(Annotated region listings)
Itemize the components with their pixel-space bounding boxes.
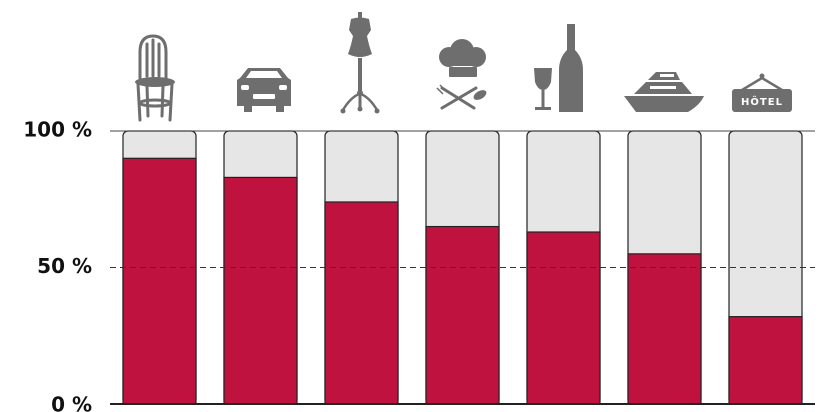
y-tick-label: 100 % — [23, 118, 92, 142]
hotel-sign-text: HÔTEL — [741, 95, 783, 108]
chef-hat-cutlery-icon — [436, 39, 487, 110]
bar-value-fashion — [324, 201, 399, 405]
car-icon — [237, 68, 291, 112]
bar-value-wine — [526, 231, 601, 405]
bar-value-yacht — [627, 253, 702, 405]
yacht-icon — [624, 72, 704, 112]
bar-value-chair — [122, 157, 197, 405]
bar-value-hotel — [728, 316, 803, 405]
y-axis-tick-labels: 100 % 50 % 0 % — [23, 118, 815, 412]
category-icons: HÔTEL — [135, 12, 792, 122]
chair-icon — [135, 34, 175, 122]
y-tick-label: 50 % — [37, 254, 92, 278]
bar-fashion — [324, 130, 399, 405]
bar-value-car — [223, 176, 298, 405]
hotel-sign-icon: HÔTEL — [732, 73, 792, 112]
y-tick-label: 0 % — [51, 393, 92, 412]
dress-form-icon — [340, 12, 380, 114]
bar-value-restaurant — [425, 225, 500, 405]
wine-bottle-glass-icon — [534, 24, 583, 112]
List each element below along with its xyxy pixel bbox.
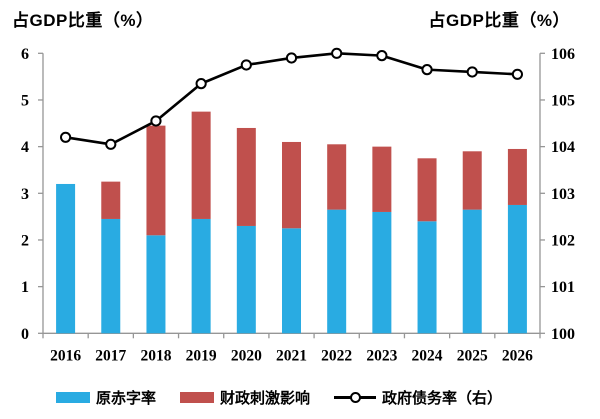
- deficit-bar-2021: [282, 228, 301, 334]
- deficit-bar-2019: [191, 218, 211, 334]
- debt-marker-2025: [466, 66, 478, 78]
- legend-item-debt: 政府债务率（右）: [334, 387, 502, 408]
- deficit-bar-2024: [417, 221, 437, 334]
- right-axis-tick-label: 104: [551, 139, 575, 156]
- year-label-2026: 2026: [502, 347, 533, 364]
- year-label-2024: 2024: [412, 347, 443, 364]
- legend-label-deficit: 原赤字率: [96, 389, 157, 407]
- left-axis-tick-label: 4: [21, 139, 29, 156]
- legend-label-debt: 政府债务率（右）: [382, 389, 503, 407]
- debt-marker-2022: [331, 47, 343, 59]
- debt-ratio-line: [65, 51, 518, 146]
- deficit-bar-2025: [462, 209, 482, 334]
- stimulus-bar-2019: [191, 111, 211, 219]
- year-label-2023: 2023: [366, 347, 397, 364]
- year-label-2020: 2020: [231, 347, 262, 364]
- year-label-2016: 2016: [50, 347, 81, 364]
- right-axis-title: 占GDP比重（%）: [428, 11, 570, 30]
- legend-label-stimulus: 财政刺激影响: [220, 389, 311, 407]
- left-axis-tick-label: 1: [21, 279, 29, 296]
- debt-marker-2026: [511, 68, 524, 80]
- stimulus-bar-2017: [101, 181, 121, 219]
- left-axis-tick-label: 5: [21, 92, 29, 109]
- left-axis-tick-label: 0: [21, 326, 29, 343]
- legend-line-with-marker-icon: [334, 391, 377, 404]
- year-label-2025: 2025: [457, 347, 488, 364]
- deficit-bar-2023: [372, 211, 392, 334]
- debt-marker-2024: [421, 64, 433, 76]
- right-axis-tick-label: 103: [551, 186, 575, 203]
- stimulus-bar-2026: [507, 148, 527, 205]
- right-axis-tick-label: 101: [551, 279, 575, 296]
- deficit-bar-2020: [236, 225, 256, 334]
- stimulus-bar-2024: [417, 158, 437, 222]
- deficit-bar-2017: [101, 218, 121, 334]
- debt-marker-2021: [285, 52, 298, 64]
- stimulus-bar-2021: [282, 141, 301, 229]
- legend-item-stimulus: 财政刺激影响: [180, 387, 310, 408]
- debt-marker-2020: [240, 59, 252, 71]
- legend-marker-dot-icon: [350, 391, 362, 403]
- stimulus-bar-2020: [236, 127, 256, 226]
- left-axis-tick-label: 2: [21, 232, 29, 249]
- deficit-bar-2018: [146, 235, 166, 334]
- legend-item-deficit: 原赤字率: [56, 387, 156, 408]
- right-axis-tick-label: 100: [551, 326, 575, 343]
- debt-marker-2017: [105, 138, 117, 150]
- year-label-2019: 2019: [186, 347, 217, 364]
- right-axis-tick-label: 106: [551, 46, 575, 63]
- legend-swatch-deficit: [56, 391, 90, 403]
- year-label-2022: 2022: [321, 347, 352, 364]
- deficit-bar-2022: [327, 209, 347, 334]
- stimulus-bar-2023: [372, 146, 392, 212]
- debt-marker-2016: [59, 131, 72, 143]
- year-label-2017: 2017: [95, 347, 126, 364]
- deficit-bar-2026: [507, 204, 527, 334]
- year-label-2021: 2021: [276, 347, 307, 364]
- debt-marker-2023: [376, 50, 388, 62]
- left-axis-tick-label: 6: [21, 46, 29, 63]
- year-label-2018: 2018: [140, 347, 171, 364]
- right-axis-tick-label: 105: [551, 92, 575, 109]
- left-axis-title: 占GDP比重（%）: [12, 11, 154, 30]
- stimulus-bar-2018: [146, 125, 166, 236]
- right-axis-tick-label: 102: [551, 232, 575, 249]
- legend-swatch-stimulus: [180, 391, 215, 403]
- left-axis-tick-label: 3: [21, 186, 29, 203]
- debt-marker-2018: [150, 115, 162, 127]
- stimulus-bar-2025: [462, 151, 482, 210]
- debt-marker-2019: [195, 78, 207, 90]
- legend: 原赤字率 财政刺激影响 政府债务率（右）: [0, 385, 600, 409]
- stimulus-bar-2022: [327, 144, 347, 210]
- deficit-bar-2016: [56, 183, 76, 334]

● **Request**
Express the annotated region listings above as a JSON list of strings, with one string per line and blank lines omitted. Leave out the pictures.

● **Finished answer**
[
  "Itemize the components with their pixel-space bounding boxes.",
  "y-tick-label: 100 % — [23, 118, 92, 142]",
  "hotel-sign-text: HÔTEL — [741, 95, 783, 108]",
  "chef-hat-cutlery-icon — [436, 39, 487, 110]",
  "bar-value-fashion — [324, 201, 399, 405]",
  "car-icon — [237, 68, 291, 112]",
  "bar-value-wine — [526, 231, 601, 405]",
  "bar-value-yacht — [627, 253, 702, 405]",
  "yacht-icon — [624, 72, 704, 112]",
  "bar-value-chair — [122, 157, 197, 405]",
  "bar-value-hotel — [728, 316, 803, 405]",
  "y-axis-tick-labels: 100 % 50 % 0 % — [23, 118, 815, 412]",
  "category-icons: HÔTEL — [135, 12, 792, 122]",
  "chair-icon — [135, 34, 175, 122]",
  "y-tick-label: 50 % — [37, 254, 92, 278]",
  "bar-fashion — [324, 130, 399, 405]",
  "bar-value-car — [223, 176, 298, 405]",
  "hotel-sign-icon: HÔTEL — [732, 73, 792, 112]",
  "y-tick-label: 0 % — [51, 393, 92, 412]",
  "dress-form-icon — [340, 12, 380, 114]",
  "bar-value-restaurant — [425, 225, 500, 405]",
  "wine-bottle-glass-icon — [534, 24, 583, 112]",
  "List each element below along with its xyxy pixel bbox.",
  "- deficit-bar-2021: [282, 228, 301, 334]",
  "- deficit-bar-2019: [191, 218, 211, 334]",
  "- debt-marker-2025: [466, 66, 478, 78]",
  "- legend-item-debt: 政府债务率（右）: [334, 387, 502, 408]",
  "- deficit-bar-2024: [417, 221, 437, 334]",
  "- right-axis-tick-label: 104: [551, 139, 575, 156]",
  "- year-label-2026: 2026: [502, 347, 533, 364]",
  "- year-label-2024: 2024: [412, 347, 443, 364]",
  "- legend-label-deficit: 原赤字率: [96, 389, 157, 407]",
  "- left-axis-tick-label: 4: [21, 139, 29, 156]",
  "- legend-label-debt: 政府债务率（右）: [382, 389, 503, 407]",
  "- debt-marker-2022: [331, 47, 343, 59]",
  "- debt-ratio-line: [65, 51, 518, 146]",
  "- deficit-bar-2025: [462, 209, 482, 334]",
  "- stimulus-bar-2019: [191, 111, 211, 219]",
  "- year-label-2023: 2023: [366, 347, 397, 364]",
  "- year-label-2020: 2020: [231, 347, 262, 364]",
  "- year-label-2016: 2016: [50, 347, 81, 364]",
  "- right-axis-title: 占GDP比重（%）: [428, 11, 570, 30]",
  "- legend-label-stimulus: 财政刺激影响: [220, 389, 311, 407]",
  "- left-axis-tick-label: 1: [21, 279, 29, 296]",
  "- debt-marker-2026: [511, 68, 524, 80]",
  "- stimulus-bar-2017: [101, 181, 121, 219]",
  "- left-axis-tick-label: 5: [21, 92, 29, 109]",
  "- left-axis-tick-label: 0: [21, 326, 29, 343]",
  "- legend-line-with-marker-icon: [334, 391, 377, 404]",
  "- year-label-2025: 2025: [457, 347, 488, 364]",
  "- deficit-bar-2023: [372, 211, 392, 334]",
  "- debt-marker-2024: [421, 64, 433, 76]",
  "- right-axis-tick-label: 103: [551, 186, 575, 203]",
  "- stimulus-bar-2026: [507, 148, 527, 205]",
  "- right-axis-tick-label: 101: [551, 279, 575, 296]",
  "- deficit-bar-2020: [236, 225, 256, 334]",
  "- stimulus-bar-2024: [417, 158, 437, 222]",
  "- deficit-bar-2017: [101, 218, 121, 334]",
  "- debt-marker-2021: [285, 52, 298, 64]",
  "- stimulus-bar-2021: [282, 141, 301, 229]",
  "- legend-item-stimulus: 财政刺激影响: [180, 387, 310, 408]",
  "- debt-marker-2020: [240, 59, 252, 71]",
  "- legend-marker-dot-icon: [350, 391, 362, 403]",
  "- stimulus-bar-2020: [236, 127, 256, 226]",
  "- left-axis-tick-label: 2: [21, 232, 29, 249]",
  "- deficit-bar-2018: [146, 235, 166, 334]",
  "- legend-item-deficit: 原赤字率: [56, 387, 156, 408]",
  "- right-axis-tick-label: 100: [551, 326, 575, 343]",
  "- debt-marker-2017: [105, 138, 117, 150]",
  "- year-label-2019: 2019: [186, 347, 217, 364]",
  "- right-axis-tick-label: 106: [551, 46, 575, 63]",
  "- legend-swatch-deficit: [56, 391, 90, 403]",
  "- year-label-2022: 2022: [321, 347, 352, 364]",
  "- deficit-bar-2022: [327, 209, 347, 334]",
  "- stimulus-bar-2023: [372, 146, 392, 212]",
  "- debt-marker-2016: [59, 131, 72, 143]",
  "- year-label-2017: 2017: [95, 347, 126, 364]",
  "- deficit-bar-2026: [507, 204, 527, 334]",
  "- year-label-2021: 2021: [276, 347, 307, 364]",
  "- debt-marker-2023: [376, 50, 388, 62]",
  "- left-axis-tick-label: 6: [21, 46, 29, 63]",
  "- year-label-2018: 2018: [140, 347, 171, 364]",
  "- right-axis-tick-label: 105: [551, 92, 575, 109]",
  "- left-axis-title: 占GDP比重（%）: [12, 11, 154, 30]",
  "- stimulus-bar-2018: [146, 125, 166, 236]",
  "- right-axis-tick-label: 102: [551, 232, 575, 249]",
  "- legend-swatch-stimulus: [180, 391, 215, 403]",
  "- left-axis-tick-label: 3: [21, 186, 29, 203]",
  "- debt-marker-2018: [150, 115, 162, 127]",
  "- stimulus-bar-2025: [462, 151, 482, 210]",
  "- debt-marker-2019: [195, 78, 207, 90]",
  "- legend: 原赤字率 财政刺激影响 政府债务率（右）: [0, 385, 600, 409]",
  "- stimulus-bar-2022: [327, 144, 347, 210]",
  "- deficit-bar-2016: [56, 183, 76, 334]"
]